Items from a dataset:
+-------+
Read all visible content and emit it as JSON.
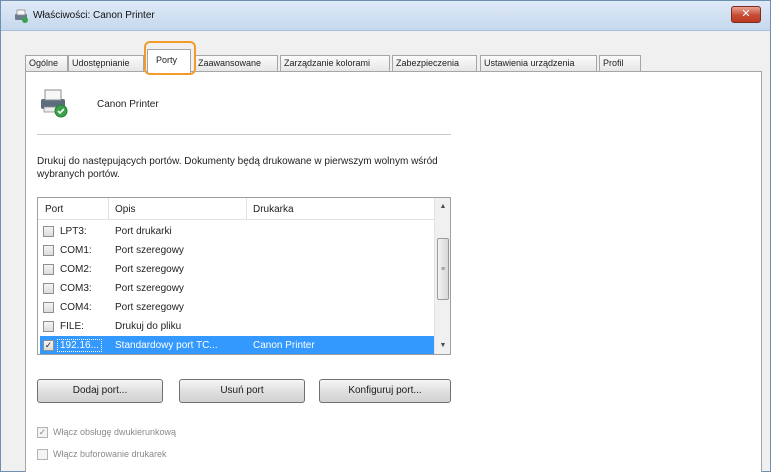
{
  "window": {
    "title": "Właściwości: Canon Printer",
    "close_label": "✕"
  },
  "tabs": [
    {
      "label": "Ogólne"
    },
    {
      "label": "Udostępnianie"
    },
    {
      "label": "Porty"
    },
    {
      "label": "Zaawansowane"
    },
    {
      "label": "Zarządzanie kolorami"
    },
    {
      "label": "Zabezpieczenia"
    },
    {
      "label": "Ustawienia urządzenia"
    },
    {
      "label": "Profil"
    }
  ],
  "printer": {
    "name": "Canon Printer"
  },
  "description": "Drukuj do następujących portów. Dokumenty będą drukowane w pierwszym wolnym wśród wybranych portów.",
  "ports_table": {
    "columns": [
      "Port",
      "Opis",
      "Drukarka"
    ],
    "rows": [
      {
        "port": "LPT3:",
        "desc": "Port drukarki",
        "printer": "",
        "checked": ""
      },
      {
        "port": "COM1:",
        "desc": "Port szeregowy",
        "printer": "",
        "checked": ""
      },
      {
        "port": "COM2:",
        "desc": "Port szeregowy",
        "printer": "",
        "checked": ""
      },
      {
        "port": "COM3:",
        "desc": "Port szeregowy",
        "printer": "",
        "checked": ""
      },
      {
        "port": "COM4:",
        "desc": "Port szeregowy",
        "printer": "",
        "checked": ""
      },
      {
        "port": "FILE:",
        "desc": "Drukuj do pliku",
        "printer": "",
        "checked": ""
      },
      {
        "port": "192.16...",
        "desc": "Standardowy port TC...",
        "printer": "Canon Printer",
        "checked": "✓"
      }
    ]
  },
  "buttons": {
    "add_port": "Dodaj port...",
    "delete_port": "Usuń port",
    "configure_port": "Konfiguruj port..."
  },
  "options": {
    "bidirectional": {
      "label": "Włącz obsługę dwukierunkową",
      "checked": "✓"
    },
    "pooling": {
      "label": "Włącz buforowanie drukarek",
      "checked": ""
    }
  },
  "colors": {
    "selection": "#3399ff",
    "highlight": "#f29b2a",
    "close": "#c74b33"
  }
}
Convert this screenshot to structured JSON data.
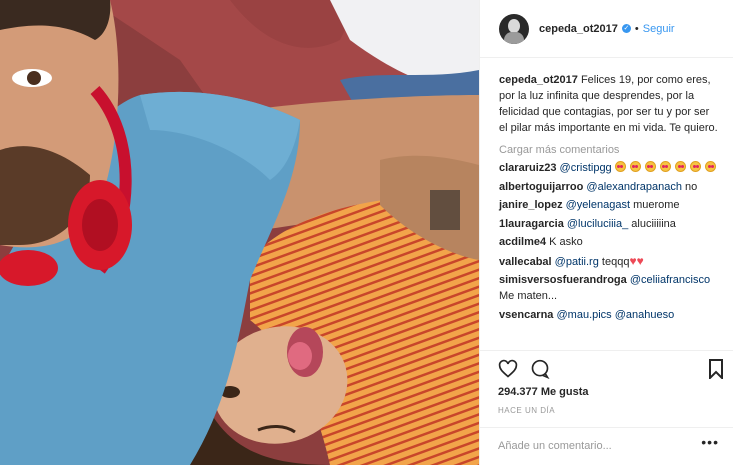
{
  "post": {
    "username": "cepeda_ot2017",
    "verified_icon": "verified-badge-icon",
    "separator": "•",
    "follow_label": "Seguir"
  },
  "caption": {
    "username": "cepeda_ot2017",
    "text": "Felices 19, por como eres, por la luz infinita que desprendes, por la felicidad que contagias, por ser tu y por ser el pilar más importante en mi vida. Te quiero."
  },
  "load_more": "Cargar más comentarios",
  "comments": [
    {
      "user": "clararuiz23",
      "mention": "@cristipgg",
      "text": "",
      "emoji": "heart-eyes-emoji",
      "emoji_count": 7
    },
    {
      "user": "albertoguijarroo",
      "mention": "@alexandrapanach",
      "text": "no"
    },
    {
      "user": "janire_lopez",
      "mention": "@yelenagast",
      "text": "muerome"
    },
    {
      "user": "1lauragarcia",
      "mention": "@luciluciiia_",
      "text": "aluciiiiina"
    },
    {
      "user": "acdilme4",
      "mention": "",
      "text": "K asko"
    },
    {
      "user": "vallecabal",
      "mention": "@patii.rg",
      "text": "teqqq",
      "heart_count": 2
    },
    {
      "user": "simisversosfuerandroga",
      "mention": "@celiiafrancisco",
      "text": "Me maten..."
    },
    {
      "user": "vsencarna",
      "mention": "@mau.pics @anahueso",
      "text": ""
    }
  ],
  "likes": "294.377 Me gusta",
  "timestamp": "HACE UN DÍA",
  "add_comment_placeholder": "Añade un comentario...",
  "colors": {
    "link": "#3897f0",
    "mention": "#003569",
    "muted": "#999999",
    "heart": "#ed4956"
  }
}
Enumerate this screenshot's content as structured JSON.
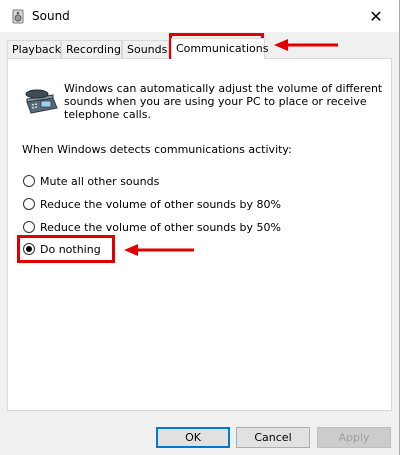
{
  "window": {
    "title": "Sound",
    "close_glyph": "✕",
    "title_icon": "speaker-icon"
  },
  "tabs": [
    {
      "label": "Playback",
      "active": false
    },
    {
      "label": "Recording",
      "active": false
    },
    {
      "label": "Sounds",
      "active": false
    },
    {
      "label": "Communications",
      "active": true
    }
  ],
  "communications": {
    "description": "Windows can automatically adjust the volume of different sounds when you are using your PC to place or receive telephone calls.",
    "prompt": "When Windows detects communications activity:",
    "options": [
      {
        "label": "Mute all other sounds",
        "checked": false
      },
      {
        "label": "Reduce the volume of other sounds by 80%",
        "checked": false
      },
      {
        "label": "Reduce the volume of other sounds by 50%",
        "checked": false
      },
      {
        "label": "Do nothing",
        "checked": true
      }
    ],
    "icon": "telephone-icon"
  },
  "buttons": {
    "ok": "OK",
    "cancel": "Cancel",
    "apply": "Apply"
  },
  "annotations": {
    "highlight_color": "#e00000"
  }
}
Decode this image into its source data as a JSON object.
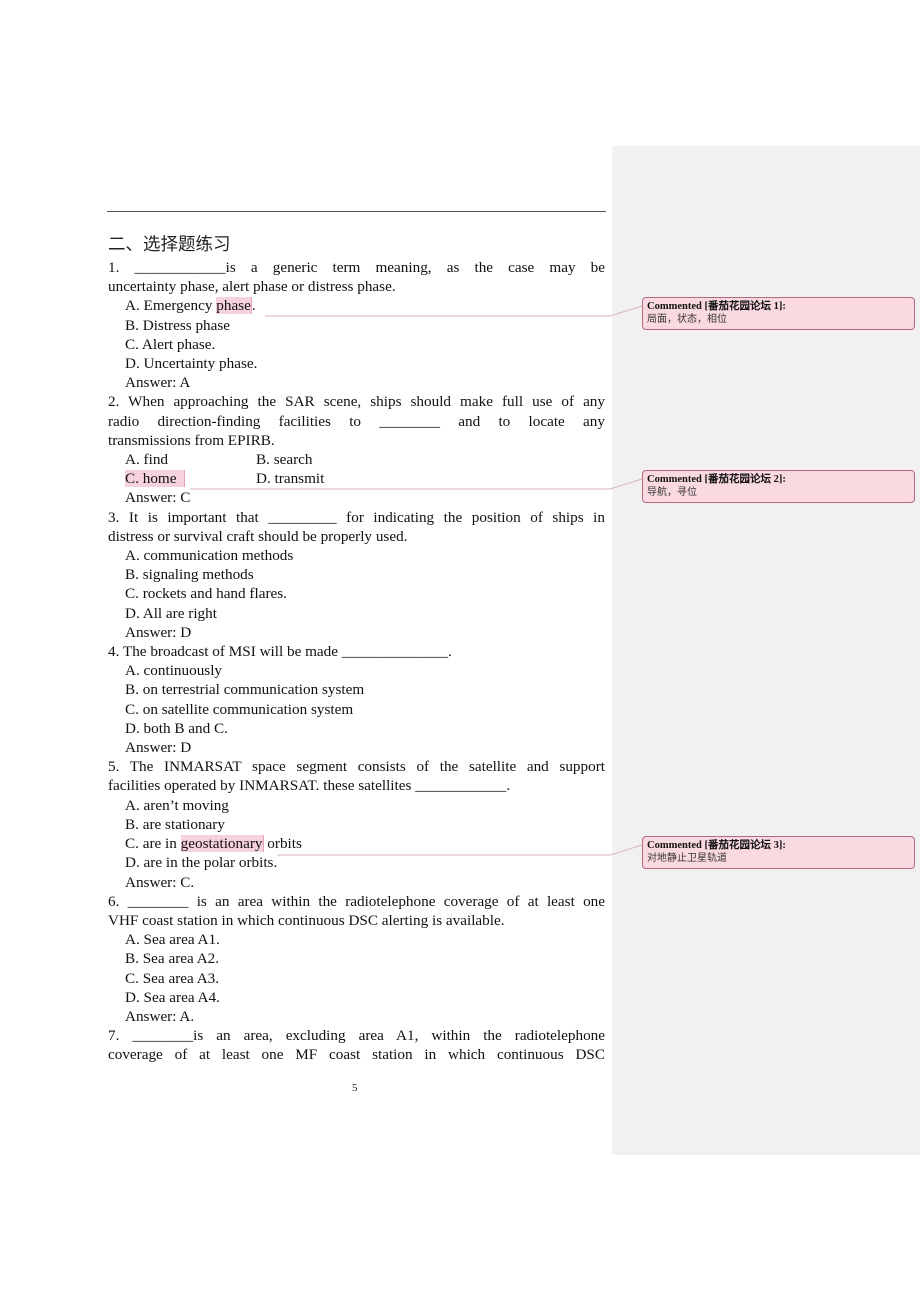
{
  "section_title": "二、选择题练习",
  "questions": [
    {
      "stem_line1": "1.  ____________is  a  generic  term  meaning,  as  the  case  may  be",
      "stem_line2": "uncertainty phase, alert phase or distress phase.",
      "options": {
        "a_prefix": "A. Emergency ",
        "a_highlight": "phase",
        "a_suffix": ".",
        "b": "B. Distress phase",
        "c": "C. Alert phase.",
        "d": "D. Uncertainty phase."
      },
      "answer": "Answer: A"
    },
    {
      "stem_line1": "2. When approaching the SAR scene, ships should make full use of any",
      "stem_line2": "radio  direction-finding  facilities  to  ________  and  to  locate  any",
      "stem_line3": "transmissions from EPIRB.",
      "options": {
        "a": "A. find",
        "b": "B. search",
        "c": "C. home",
        "d": "D. transmit"
      },
      "answer": "Answer: C"
    },
    {
      "stem_line1": "3. It is important that _________ for indicating the position of ships in",
      "stem_line2": "distress or survival craft should be properly used.",
      "options": {
        "a": "A. communication methods",
        "b": "B. signaling methods",
        "c": "C. rockets and hand flares.",
        "d": "D. All are right"
      },
      "answer": "Answer: D"
    },
    {
      "stem_line1": "4. The broadcast of MSI will be made ______________.",
      "options": {
        "a": "A. continuously",
        "b": "B. on terrestrial communication system",
        "c": "C. on satellite communication system",
        "d": "D. both B and C."
      },
      "answer": "Answer: D"
    },
    {
      "stem_line1": "5. The INMARSAT space segment consists of the satellite and support",
      "stem_line2": "facilities operated by INMARSAT. these satellites ____________.",
      "options": {
        "a": "A. aren’t moving",
        "b": "B. are stationary",
        "c_prefix": "C. are in ",
        "c_highlight": "geostationary",
        "c_suffix": " orbits",
        "d": "D. are in the polar orbits."
      },
      "answer": "Answer: C."
    },
    {
      "stem_line1": "6. ________ is an area within the radiotelephone coverage of at least one",
      "stem_line2": "VHF coast station in which continuous DSC alerting is available.",
      "options": {
        "a": "A. Sea area A1.",
        "b": "B. Sea area A2.",
        "c": "C. Sea area A3.",
        "d": "D. Sea area A4."
      },
      "answer": "Answer: A."
    },
    {
      "stem_line1": "7.  ________is  an  area,  excluding  area  A1,  within  the  radiotelephone",
      "stem_line2": "coverage  of  at  least  one  MF  coast  station  in  which  continuous  DSC"
    }
  ],
  "page_number": "5",
  "comments": [
    {
      "header": "Commented [番茄花园论坛 1]:",
      "body": "局面，状态，相位"
    },
    {
      "header": "Commented [番茄花园论坛 2]:",
      "body": "导航，寻位"
    },
    {
      "header": "Commented [番茄花园论坛 3]:",
      "body": "对地静止卫星轨道"
    }
  ],
  "colors": {
    "highlight": "#f6d2dc",
    "comment_bg": "#fbd9e1",
    "comment_border": "#b56a80",
    "pane_bg": "#f1f1f1"
  }
}
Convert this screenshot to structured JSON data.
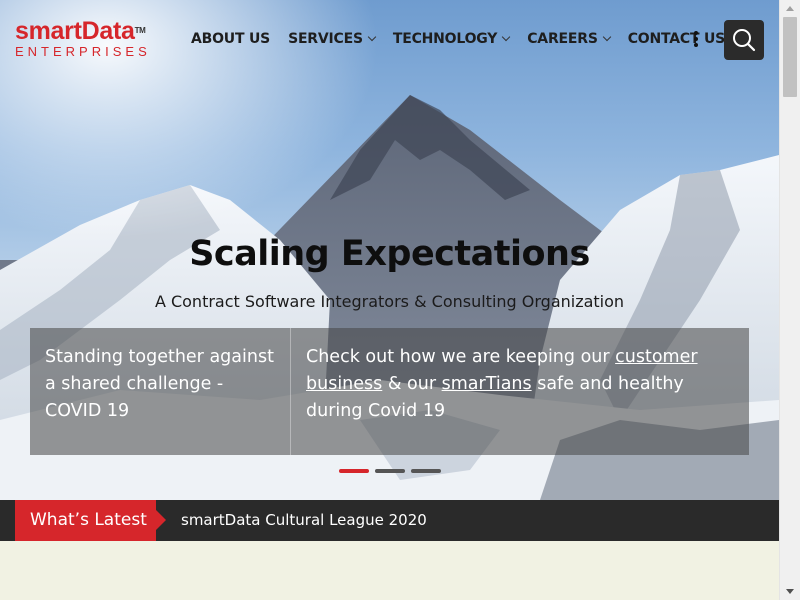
{
  "header": {
    "logo": {
      "main": "smartData",
      "tm": "TM",
      "sub": "ENTERPRISES"
    },
    "nav": [
      {
        "label": "ABOUT US",
        "dropdown": false
      },
      {
        "label": "SERVICES",
        "dropdown": true
      },
      {
        "label": "TECHNOLOGY",
        "dropdown": true
      },
      {
        "label": "CAREERS",
        "dropdown": true
      },
      {
        "label": "CONTACT US",
        "dropdown": false
      }
    ],
    "menu_icon": "kebab-menu-icon",
    "search_icon": "search-icon"
  },
  "hero": {
    "title": "Scaling Expectations",
    "subtitle": "A Contract Software Integrators & Consulting Organization",
    "left_text": "Standing together against a shared challenge - COVID 19",
    "right_text": {
      "part1": "Check out how we are keeping our ",
      "link1": "customer business",
      "part2": " & our ",
      "link2": "smarTians",
      "part3": " safe and healthy during Covid 19"
    },
    "slides_count": 3,
    "active_slide": 1
  },
  "latest": {
    "tag": "What’s Latest",
    "headline": "smartData Cultural League 2020"
  },
  "colors": {
    "brand_red": "#d6262b",
    "dark": "#2a2a2a",
    "cream": "#f1f2e3"
  }
}
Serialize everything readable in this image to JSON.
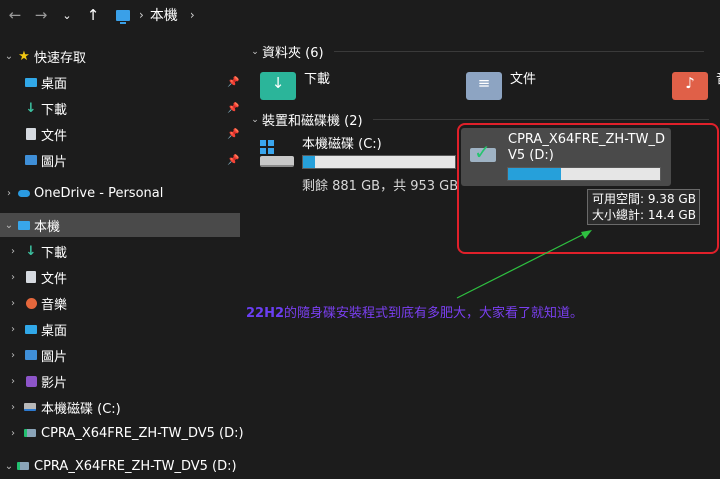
{
  "toolbar": {
    "back_icon": "arrow-left",
    "forward_icon": "arrow-right",
    "recent_icon": "chevron-down",
    "up_icon": "arrow-up",
    "breadcrumb": [
      "本機"
    ]
  },
  "sidebar": {
    "quick_access": {
      "label": "快速存取",
      "items": [
        {
          "label": "桌面",
          "icon": "desktop"
        },
        {
          "label": "下載",
          "icon": "download"
        },
        {
          "label": "文件",
          "icon": "document"
        },
        {
          "label": "圖片",
          "icon": "pictures"
        }
      ]
    },
    "onedrive": {
      "label": "OneDrive - Personal"
    },
    "this_pc": {
      "label": "本機",
      "items": [
        {
          "label": "下載",
          "icon": "download"
        },
        {
          "label": "文件",
          "icon": "document"
        },
        {
          "label": "音樂",
          "icon": "music"
        },
        {
          "label": "桌面",
          "icon": "desktop"
        },
        {
          "label": "圖片",
          "icon": "pictures"
        },
        {
          "label": "影片",
          "icon": "videos"
        },
        {
          "label": "本機磁碟 (C:)",
          "icon": "drive"
        },
        {
          "label": "CPRA_X64FRE_ZH-TW_DV5 (D:)",
          "icon": "usb-drive"
        }
      ]
    },
    "usb_root": {
      "label": "CPRA_X64FRE_ZH-TW_DV5 (D:)"
    }
  },
  "main": {
    "folders_header": "資料夾 (6)",
    "folders": [
      {
        "label": "下載"
      },
      {
        "label": "文件"
      },
      {
        "label": "音"
      }
    ],
    "drives_header": "裝置和磁碟機 (2)",
    "drive_c": {
      "name": "本機磁碟 (C:)",
      "free_text": "剩餘 881 GB，共 953 GB",
      "used_fraction": 0.076
    },
    "drive_d": {
      "name_line1": "CPRA_X64FRE_ZH-TW_D",
      "name_line2": "V5 (D:)",
      "used_fraction": 0.35
    },
    "tooltip": {
      "line1": "可用空間: 9.38 GB",
      "line2": "大小總計: 14.4 GB"
    }
  },
  "annotation": {
    "bold": "22H2",
    "text": "的隨身碟安裝程式到底有多肥大，大家看了就知道。"
  },
  "colors": {
    "accent": "#26a0da",
    "highlight": "#e0202a",
    "annotation": "#7a3ff0",
    "arrow": "#2ec040"
  }
}
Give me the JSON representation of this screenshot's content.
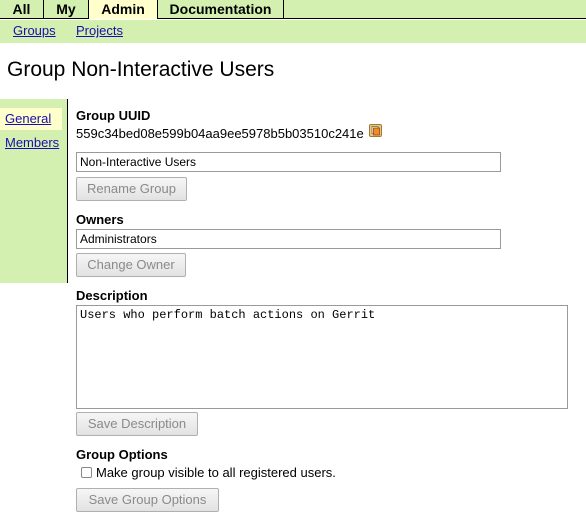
+-------+
* _STATED PROBLEM_: Look through the entries above and report each line where the string "Włącz" occurs.

* _TASK ANSWER_:
      "label": "Włącz obsługę dwukierunkową",
      "label": "Włącz buforowanie drukarek",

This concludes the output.